[Collected data entries]
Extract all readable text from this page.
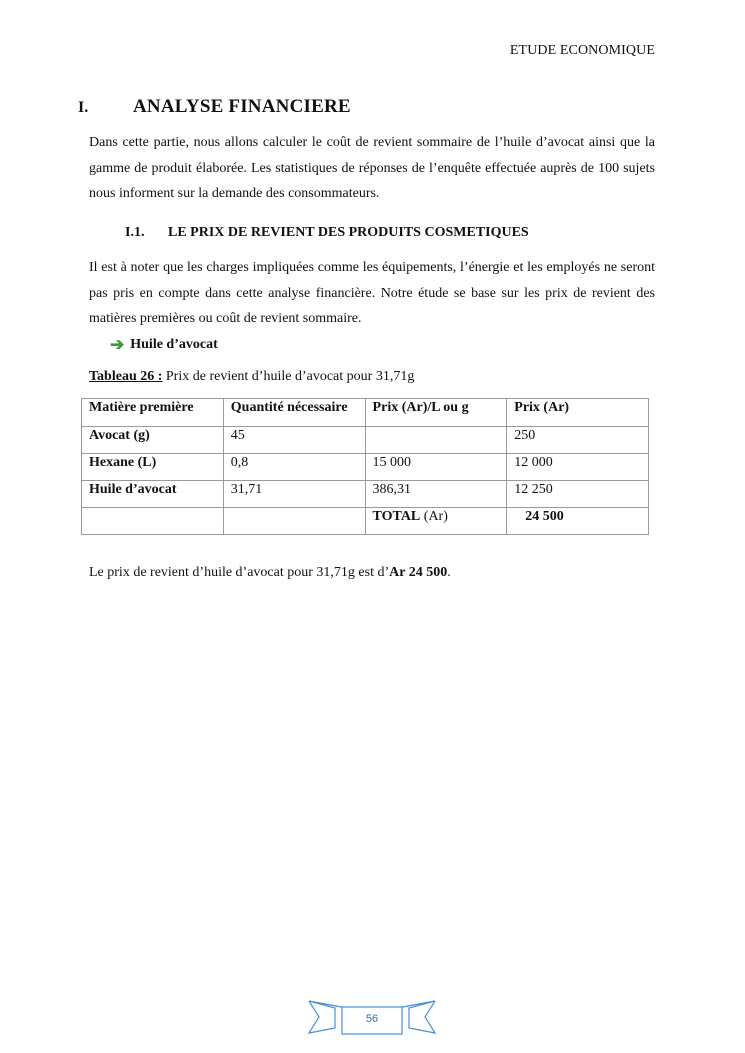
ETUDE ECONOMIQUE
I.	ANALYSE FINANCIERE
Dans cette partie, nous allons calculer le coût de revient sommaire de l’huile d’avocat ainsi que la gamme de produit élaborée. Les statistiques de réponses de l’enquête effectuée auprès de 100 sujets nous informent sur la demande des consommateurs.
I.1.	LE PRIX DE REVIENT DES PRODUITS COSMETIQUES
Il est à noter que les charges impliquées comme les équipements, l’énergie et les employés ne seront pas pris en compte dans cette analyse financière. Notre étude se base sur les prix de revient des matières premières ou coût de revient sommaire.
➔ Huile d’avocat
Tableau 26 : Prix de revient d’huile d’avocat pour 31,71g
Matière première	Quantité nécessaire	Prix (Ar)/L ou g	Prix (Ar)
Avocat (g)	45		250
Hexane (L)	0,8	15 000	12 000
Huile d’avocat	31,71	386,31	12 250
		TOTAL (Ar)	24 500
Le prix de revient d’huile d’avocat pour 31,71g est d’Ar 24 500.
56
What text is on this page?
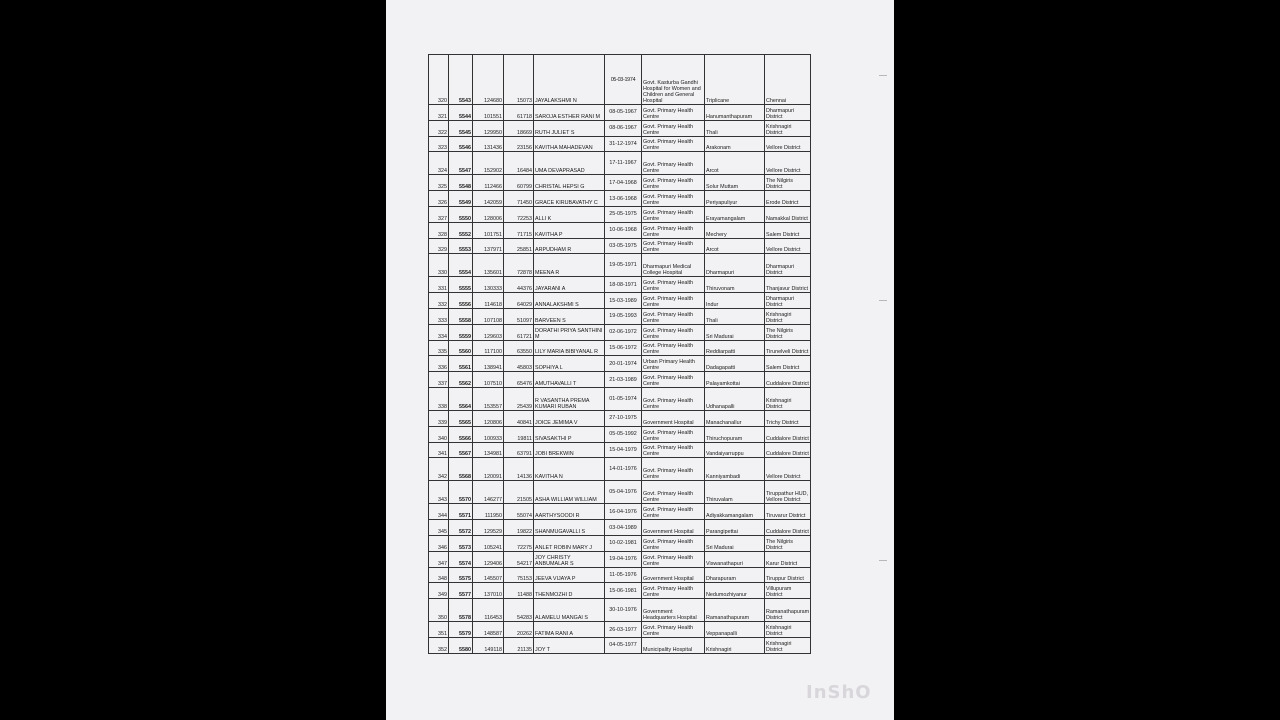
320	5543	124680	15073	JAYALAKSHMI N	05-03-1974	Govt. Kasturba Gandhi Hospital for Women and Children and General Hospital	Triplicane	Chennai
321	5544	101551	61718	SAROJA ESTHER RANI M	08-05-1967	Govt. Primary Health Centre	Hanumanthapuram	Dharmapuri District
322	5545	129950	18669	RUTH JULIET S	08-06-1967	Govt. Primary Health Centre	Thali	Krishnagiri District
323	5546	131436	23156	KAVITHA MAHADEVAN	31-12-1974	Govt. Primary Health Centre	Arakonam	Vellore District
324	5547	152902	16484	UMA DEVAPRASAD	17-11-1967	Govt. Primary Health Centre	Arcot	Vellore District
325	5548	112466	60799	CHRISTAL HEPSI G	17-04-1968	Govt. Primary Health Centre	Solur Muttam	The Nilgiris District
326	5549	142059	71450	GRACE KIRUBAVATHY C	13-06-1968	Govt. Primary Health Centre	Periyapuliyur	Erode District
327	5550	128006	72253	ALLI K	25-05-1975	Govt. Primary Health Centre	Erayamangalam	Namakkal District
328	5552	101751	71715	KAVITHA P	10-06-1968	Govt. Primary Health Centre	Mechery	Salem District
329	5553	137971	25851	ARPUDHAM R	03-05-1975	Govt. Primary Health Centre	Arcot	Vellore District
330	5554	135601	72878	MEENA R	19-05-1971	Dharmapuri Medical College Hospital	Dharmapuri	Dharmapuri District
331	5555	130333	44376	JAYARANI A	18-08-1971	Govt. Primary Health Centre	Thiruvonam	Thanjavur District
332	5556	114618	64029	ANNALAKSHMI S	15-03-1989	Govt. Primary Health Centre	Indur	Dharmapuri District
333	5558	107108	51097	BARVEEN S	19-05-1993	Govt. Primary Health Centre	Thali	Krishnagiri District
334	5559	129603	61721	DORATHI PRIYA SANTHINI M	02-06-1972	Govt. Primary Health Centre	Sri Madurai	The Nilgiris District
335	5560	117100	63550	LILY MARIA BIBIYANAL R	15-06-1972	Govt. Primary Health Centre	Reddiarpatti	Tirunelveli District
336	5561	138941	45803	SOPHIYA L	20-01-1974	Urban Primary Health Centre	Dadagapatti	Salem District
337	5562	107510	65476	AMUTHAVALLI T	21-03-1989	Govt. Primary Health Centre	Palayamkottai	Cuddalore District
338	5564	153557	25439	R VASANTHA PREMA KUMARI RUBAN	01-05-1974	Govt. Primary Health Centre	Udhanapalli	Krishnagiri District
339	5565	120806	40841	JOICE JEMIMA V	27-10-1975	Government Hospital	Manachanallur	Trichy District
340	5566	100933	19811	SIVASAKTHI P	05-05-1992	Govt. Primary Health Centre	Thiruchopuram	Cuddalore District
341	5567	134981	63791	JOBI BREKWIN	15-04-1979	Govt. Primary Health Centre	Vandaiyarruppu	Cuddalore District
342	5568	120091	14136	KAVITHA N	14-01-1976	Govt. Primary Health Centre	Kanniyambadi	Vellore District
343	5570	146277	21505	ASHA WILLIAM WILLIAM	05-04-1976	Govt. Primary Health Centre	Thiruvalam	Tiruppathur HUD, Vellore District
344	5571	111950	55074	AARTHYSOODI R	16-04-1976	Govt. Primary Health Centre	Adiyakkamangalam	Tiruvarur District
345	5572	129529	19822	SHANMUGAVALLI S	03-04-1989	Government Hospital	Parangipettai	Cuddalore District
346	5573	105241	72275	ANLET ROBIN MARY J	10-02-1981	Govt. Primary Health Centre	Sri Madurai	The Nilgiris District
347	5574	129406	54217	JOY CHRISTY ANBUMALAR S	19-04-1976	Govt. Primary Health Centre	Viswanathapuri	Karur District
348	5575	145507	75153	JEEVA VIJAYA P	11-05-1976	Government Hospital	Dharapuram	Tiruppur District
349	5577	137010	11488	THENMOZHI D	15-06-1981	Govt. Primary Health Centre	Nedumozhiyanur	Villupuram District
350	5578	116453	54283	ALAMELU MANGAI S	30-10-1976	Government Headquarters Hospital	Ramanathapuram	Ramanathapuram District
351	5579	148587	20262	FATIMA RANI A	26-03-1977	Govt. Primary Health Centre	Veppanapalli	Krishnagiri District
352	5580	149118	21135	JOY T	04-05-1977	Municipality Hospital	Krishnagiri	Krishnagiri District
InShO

Required work:
Strip out the images, then output the records above word for word.

Correct answer:
Extract all readable text from this page.
ETUDE ECONOMIQUE
I.	ANALYSE FINANCIERE
Dans cette partie, nous allons calculer le coût de revient sommaire de l’huile d’avocat ainsi que la gamme de produit élaborée. Les statistiques de réponses de l’enquête effectuée auprès de 100 sujets nous informent sur la demande des consommateurs.
I.1.	LE PRIX DE REVIENT DES PRODUITS COSMETIQUES
Il est à noter que les charges impliquées comme les équipements, l’énergie et les employés ne seront pas pris en compte dans cette analyse financière. Notre étude se base sur les prix de revient des matières premières ou coût de revient sommaire.
➔ Huile d’avocat
Tableau 26 : Prix de revient d’huile d’avocat pour 31,71g
Matière première	Quantité nécessaire	Prix (Ar)/L ou g	Prix (Ar)
Avocat (g)	45		250
Hexane (L)	0,8	15 000	12 000
Huile d’avocat	31,71	386,31	12 250
		TOTAL (Ar)	24 500
Le prix de revient d’huile d’avocat pour 31,71g est d’Ar 24 500.
56
What text is on this page?
320	5543	124680	15073	JAYALAKSHMI N	05-03-1974	Govt. Kasturba Gandhi Hospital for Women and Children and General Hospital	Triplicane	Chennai
321	5544	101551	61718	SAROJA ESTHER RANI M	08-05-1967	Govt. Primary Health Centre	Hanumanthapuram	Dharmapuri District
322	5545	129950	18669	RUTH JULIET S	08-06-1967	Govt. Primary Health Centre	Thali	Krishnagiri District
323	5546	131436	23156	KAVITHA MAHADEVAN	31-12-1974	Govt. Primary Health Centre	Arakonam	Vellore District
324	5547	152902	16484	UMA DEVAPRASAD	17-11-1967	Govt. Primary Health Centre	Arcot	Vellore District
325	5548	112466	60799	CHRISTAL HEPSI G	17-04-1968	Govt. Primary Health Centre	Solur Muttam	The Nilgiris District
326	5549	142059	71450	GRACE KIRUBAVATHY C	13-06-1968	Govt. Primary Health Centre	Periyapuliyur	Erode District
327	5550	128006	72253	ALLI K	25-05-1975	Govt. Primary Health Centre	Erayamangalam	Namakkal District
328	5552	101751	71715	KAVITHA P	10-06-1968	Govt. Primary Health Centre	Mechery	Salem District
329	5553	137971	25851	ARPUDHAM R	03-05-1975	Govt. Primary Health Centre	Arcot	Vellore District
330	5554	135601	72878	MEENA R	19-05-1971	Dharmapuri Medical College Hospital	Dharmapuri	Dharmapuri District
331	5555	130333	44376	JAYARANI A	18-08-1971	Govt. Primary Health Centre	Thiruvonam	Thanjavur District
332	5556	114618	64029	ANNALAKSHMI S	15-03-1989	Govt. Primary Health Centre	Indur	Dharmapuri District
333	5558	107108	51097	BARVEEN S	19-05-1993	Govt. Primary Health Centre	Thali	Krishnagiri District
334	5559	129603	61721	DORATHI PRIYA SANTHINI M	02-06-1972	Govt. Primary Health Centre	Sri Madurai	The Nilgiris District
335	5560	117100	63550	LILY MARIA BIBIYANAL R	15-06-1972	Govt. Primary Health Centre	Reddiarpatti	Tirunelveli District
336	5561	138941	45803	SOPHIYA L	20-01-1974	Urban Primary Health Centre	Dadagapatti	Salem District
337	5562	107510	65476	AMUTHAVALLI T	21-03-1989	Govt. Primary Health Centre	Palayamkottai	Cuddalore District
338	5564	153557	25439	R VASANTHA PREMA KUMARI RUBAN	01-05-1974	Govt. Primary Health Centre	Udhanapalli	Krishnagiri District
339	5565	120806	40841	JOICE JEMIMA V	27-10-1975	Government Hospital	Manachanallur	Trichy District
340	5566	100933	19811	SIVASAKTHI P	05-05-1992	Govt. Primary Health Centre	Thiruchopuram	Cuddalore District
341	5567	134981	63791	JOBI BREKWIN	15-04-1979	Govt. Primary Health Centre	Vandaiyarruppu	Cuddalore District
342	5568	120091	14136	KAVITHA N	14-01-1976	Govt. Primary Health Centre	Kanniyambadi	Vellore District
343	5570	146277	21505	ASHA WILLIAM WILLIAM	05-04-1976	Govt. Primary Health Centre	Thiruvalam	Tiruppathur HUD, Vellore District
344	5571	111950	55074	AARTHYSOODI R	16-04-1976	Govt. Primary Health Centre	Adiyakkamangalam	Tiruvarur District
345	5572	129529	19822	SHANMUGAVALLI S	03-04-1989	Government Hospital	Parangipettai	Cuddalore District
346	5573	105241	72275	ANLET ROBIN MARY J	10-02-1981	Govt. Primary Health Centre	Sri Madurai	The Nilgiris District
347	5574	129406	54217	JOY CHRISTY ANBUMALAR S	19-04-1976	Govt. Primary Health Centre	Viswanathapuri	Karur District
348	5575	145507	75153	JEEVA VIJAYA P	11-05-1976	Government Hospital	Dharapuram	Tiruppur District
349	5577	137010	11488	THENMOZHI D	15-06-1981	Govt. Primary Health Centre	Nedumozhiyanur	Villupuram District
350	5578	116453	54283	ALAMELU MANGAI S	30-10-1976	Government Headquarters Hospital	Ramanathapuram	Ramanathapuram District
351	5579	148587	20262	FATIMA RANI A	26-03-1977	Govt. Primary Health Centre	Veppanapalli	Krishnagiri District
352	5580	149118	21135	JOY T	04-05-1977	Municipality Hospital	Krishnagiri	Krishnagiri District
InShO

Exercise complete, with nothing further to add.